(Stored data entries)
== == ==

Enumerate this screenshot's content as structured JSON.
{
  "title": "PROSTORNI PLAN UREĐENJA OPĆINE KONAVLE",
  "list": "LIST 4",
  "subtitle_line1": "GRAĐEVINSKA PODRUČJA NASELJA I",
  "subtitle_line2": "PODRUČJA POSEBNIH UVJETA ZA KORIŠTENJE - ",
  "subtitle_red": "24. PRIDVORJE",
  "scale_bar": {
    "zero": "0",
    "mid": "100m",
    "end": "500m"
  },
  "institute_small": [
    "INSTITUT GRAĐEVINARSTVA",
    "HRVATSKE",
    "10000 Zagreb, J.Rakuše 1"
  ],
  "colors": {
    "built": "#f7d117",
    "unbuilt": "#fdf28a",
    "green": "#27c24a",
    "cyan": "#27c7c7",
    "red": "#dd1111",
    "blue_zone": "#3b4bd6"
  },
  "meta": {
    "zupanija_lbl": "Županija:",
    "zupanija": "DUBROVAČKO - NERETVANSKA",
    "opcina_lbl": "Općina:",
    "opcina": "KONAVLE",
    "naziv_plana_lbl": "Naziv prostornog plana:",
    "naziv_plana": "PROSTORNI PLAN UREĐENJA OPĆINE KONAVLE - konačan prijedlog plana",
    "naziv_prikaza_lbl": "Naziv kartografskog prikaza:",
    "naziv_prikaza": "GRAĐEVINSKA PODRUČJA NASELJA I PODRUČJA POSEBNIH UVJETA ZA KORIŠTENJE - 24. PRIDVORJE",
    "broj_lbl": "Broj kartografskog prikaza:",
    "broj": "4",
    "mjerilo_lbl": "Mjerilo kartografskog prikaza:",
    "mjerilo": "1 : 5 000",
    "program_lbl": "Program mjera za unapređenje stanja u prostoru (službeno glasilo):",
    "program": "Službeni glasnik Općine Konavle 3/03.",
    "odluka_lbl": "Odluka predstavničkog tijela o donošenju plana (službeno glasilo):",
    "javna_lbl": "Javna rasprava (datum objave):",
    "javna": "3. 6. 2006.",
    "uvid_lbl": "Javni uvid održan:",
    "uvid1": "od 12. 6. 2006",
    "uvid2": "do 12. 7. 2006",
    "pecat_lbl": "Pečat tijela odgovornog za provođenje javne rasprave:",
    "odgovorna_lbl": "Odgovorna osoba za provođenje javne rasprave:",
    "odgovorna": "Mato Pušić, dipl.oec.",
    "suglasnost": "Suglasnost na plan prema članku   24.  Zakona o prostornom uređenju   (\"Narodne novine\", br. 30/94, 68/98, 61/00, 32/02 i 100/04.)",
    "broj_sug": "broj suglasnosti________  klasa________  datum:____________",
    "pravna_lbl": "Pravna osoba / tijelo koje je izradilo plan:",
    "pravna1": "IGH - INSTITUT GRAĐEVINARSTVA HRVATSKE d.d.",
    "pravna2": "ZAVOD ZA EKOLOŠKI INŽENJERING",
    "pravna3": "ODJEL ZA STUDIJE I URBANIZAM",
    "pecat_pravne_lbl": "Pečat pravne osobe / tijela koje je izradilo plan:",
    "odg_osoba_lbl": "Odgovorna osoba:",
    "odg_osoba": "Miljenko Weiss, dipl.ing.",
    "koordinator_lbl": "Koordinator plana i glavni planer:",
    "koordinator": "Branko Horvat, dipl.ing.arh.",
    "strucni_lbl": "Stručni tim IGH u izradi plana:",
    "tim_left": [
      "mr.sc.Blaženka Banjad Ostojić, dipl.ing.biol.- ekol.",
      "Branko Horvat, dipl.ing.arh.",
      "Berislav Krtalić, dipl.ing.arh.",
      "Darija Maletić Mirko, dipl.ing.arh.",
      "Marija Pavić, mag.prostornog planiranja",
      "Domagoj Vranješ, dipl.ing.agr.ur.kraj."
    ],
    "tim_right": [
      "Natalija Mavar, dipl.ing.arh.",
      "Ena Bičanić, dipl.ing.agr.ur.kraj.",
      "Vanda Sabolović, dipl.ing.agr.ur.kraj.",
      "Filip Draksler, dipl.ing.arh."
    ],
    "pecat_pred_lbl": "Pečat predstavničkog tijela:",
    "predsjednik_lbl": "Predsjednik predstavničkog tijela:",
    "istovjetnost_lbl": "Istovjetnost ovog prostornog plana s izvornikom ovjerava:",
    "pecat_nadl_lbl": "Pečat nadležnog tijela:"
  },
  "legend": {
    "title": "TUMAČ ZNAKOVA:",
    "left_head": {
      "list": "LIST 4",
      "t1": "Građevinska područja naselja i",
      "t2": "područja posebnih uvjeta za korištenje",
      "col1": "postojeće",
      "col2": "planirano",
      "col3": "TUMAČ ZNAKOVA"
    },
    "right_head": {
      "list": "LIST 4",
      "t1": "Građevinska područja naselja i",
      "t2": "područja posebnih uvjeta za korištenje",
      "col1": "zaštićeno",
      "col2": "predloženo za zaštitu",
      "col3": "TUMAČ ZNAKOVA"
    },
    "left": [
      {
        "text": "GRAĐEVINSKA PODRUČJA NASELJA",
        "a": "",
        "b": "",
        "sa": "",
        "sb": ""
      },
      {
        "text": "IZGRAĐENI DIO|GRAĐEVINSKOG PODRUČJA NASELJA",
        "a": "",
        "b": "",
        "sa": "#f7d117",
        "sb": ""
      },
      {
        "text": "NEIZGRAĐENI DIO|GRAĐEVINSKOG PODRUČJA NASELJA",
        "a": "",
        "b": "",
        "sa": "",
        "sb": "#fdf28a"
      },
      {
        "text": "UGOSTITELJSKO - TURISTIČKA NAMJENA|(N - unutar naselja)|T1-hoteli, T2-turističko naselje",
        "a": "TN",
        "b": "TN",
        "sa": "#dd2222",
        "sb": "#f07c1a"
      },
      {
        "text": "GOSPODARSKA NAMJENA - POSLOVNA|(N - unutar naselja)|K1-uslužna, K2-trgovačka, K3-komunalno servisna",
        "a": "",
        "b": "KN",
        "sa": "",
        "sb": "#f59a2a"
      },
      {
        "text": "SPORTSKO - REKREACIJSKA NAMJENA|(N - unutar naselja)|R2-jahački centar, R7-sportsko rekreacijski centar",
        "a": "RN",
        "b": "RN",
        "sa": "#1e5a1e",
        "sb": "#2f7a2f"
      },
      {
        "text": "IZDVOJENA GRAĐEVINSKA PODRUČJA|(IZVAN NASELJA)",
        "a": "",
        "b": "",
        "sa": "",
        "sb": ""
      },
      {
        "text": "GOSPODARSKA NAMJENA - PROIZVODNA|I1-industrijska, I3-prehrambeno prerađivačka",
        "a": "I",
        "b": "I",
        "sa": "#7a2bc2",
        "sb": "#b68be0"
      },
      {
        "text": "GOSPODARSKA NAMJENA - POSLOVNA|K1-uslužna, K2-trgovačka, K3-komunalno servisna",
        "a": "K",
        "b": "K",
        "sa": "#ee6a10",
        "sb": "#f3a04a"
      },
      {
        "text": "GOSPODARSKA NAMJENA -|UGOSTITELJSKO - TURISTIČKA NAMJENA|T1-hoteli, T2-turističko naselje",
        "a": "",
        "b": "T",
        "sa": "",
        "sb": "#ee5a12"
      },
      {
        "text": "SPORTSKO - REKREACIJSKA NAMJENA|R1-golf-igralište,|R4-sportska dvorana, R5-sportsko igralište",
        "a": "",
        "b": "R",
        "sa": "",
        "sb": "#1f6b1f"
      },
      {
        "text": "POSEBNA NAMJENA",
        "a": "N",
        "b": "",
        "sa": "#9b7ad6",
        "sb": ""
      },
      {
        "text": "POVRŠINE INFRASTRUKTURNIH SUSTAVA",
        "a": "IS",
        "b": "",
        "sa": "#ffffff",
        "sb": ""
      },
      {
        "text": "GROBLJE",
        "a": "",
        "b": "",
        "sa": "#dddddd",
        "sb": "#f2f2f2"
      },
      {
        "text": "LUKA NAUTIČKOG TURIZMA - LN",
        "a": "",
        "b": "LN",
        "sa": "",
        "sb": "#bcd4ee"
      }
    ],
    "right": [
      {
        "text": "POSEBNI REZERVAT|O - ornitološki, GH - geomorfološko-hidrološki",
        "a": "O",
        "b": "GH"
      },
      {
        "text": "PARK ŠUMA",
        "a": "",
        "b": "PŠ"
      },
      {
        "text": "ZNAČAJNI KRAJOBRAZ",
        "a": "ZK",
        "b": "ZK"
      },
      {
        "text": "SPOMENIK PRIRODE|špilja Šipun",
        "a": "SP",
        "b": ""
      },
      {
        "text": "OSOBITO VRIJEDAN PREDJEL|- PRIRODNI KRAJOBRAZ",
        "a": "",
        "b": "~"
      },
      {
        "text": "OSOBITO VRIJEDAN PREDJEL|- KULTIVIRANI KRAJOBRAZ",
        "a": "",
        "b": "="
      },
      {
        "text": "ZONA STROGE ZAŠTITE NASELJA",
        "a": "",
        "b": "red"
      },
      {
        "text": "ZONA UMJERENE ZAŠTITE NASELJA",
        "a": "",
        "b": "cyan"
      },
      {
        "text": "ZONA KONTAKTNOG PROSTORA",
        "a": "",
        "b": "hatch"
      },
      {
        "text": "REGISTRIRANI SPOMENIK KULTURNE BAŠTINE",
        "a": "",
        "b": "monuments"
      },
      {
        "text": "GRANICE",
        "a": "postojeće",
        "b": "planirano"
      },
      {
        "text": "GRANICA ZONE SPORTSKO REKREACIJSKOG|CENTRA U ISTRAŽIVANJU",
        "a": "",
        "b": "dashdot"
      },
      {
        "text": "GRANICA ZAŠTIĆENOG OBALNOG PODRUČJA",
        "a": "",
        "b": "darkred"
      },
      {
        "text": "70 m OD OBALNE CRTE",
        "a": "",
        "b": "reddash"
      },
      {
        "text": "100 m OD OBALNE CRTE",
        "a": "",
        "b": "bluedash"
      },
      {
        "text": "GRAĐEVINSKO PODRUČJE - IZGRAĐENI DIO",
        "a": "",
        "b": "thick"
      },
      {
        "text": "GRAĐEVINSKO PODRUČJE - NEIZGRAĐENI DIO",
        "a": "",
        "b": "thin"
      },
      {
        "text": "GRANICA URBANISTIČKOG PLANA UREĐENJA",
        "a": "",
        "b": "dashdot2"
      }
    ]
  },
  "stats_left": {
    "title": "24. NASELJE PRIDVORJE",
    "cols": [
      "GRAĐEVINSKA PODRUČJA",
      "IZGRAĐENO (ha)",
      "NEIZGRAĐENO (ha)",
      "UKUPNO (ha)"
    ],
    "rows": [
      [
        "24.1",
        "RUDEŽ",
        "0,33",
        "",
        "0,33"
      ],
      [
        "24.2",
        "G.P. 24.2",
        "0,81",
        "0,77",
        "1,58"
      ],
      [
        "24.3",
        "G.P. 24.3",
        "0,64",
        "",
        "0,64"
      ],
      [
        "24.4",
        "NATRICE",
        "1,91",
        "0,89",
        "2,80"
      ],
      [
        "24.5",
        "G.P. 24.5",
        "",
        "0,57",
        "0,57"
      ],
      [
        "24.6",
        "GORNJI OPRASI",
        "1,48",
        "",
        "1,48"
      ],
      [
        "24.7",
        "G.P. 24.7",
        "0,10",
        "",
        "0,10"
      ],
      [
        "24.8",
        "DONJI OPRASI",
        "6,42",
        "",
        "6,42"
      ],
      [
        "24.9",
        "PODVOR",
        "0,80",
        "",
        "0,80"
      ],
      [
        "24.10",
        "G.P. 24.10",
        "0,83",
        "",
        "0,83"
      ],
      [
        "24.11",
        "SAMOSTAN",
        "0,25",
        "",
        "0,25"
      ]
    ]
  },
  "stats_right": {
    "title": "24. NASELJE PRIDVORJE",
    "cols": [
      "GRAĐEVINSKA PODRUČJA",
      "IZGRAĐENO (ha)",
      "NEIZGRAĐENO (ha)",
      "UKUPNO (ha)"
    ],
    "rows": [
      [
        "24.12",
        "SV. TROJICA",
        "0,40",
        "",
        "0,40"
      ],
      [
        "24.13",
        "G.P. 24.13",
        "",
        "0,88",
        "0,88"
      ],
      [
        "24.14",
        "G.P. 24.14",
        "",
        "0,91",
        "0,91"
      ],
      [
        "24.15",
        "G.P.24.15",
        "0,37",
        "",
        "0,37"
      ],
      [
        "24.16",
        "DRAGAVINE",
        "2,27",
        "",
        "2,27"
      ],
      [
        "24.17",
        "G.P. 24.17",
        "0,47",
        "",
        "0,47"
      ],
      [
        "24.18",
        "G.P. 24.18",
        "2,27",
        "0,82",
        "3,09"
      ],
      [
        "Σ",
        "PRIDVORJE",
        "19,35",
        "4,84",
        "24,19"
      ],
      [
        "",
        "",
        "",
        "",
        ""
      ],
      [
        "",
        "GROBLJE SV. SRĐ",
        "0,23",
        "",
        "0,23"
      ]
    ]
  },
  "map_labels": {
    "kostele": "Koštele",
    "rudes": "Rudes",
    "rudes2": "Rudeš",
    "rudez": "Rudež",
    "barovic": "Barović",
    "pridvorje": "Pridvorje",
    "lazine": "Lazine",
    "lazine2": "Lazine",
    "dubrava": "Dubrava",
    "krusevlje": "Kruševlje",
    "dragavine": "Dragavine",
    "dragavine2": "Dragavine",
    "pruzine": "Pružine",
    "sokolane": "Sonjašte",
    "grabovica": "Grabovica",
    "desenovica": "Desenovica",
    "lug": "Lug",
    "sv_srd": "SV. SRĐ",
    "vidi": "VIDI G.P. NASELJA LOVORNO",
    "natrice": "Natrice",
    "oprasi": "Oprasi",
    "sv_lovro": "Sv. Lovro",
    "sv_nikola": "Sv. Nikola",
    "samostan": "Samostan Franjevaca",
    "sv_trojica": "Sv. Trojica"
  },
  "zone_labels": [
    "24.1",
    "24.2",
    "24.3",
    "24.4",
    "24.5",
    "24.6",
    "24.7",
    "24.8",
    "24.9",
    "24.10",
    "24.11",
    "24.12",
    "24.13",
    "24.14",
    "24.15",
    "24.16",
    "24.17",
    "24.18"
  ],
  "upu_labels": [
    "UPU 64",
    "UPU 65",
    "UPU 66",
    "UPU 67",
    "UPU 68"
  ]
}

== == ==

• _Task requirements_: List every line in the records above that contains the word "SPOMENIK".

• _Complete output_:
        "text": "SPOMENIK PRIRODE|špilja Šipun",
        "text": "REGISTRIRANI SPOMENIK KULTURNE BAŠTINE",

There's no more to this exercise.